[Figure content listings]
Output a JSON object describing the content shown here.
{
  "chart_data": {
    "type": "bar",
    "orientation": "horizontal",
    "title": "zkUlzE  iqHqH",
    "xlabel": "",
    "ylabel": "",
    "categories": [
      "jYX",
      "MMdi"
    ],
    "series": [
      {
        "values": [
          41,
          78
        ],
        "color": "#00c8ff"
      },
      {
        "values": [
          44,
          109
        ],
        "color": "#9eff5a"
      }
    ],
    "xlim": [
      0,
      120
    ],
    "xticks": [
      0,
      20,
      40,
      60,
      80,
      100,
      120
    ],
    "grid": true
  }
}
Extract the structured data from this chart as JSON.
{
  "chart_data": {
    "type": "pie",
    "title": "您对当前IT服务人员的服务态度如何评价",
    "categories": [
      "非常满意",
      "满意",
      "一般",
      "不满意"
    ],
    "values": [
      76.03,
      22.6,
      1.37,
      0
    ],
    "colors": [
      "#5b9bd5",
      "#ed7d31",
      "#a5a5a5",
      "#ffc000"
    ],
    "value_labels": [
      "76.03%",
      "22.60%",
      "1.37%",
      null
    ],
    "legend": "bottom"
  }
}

- Given request
Pick out each line above that includes "JSON" and show it.

- Output for this task
Output a JSON object describing the content shown here.
Extract the structured data from this chart as JSON.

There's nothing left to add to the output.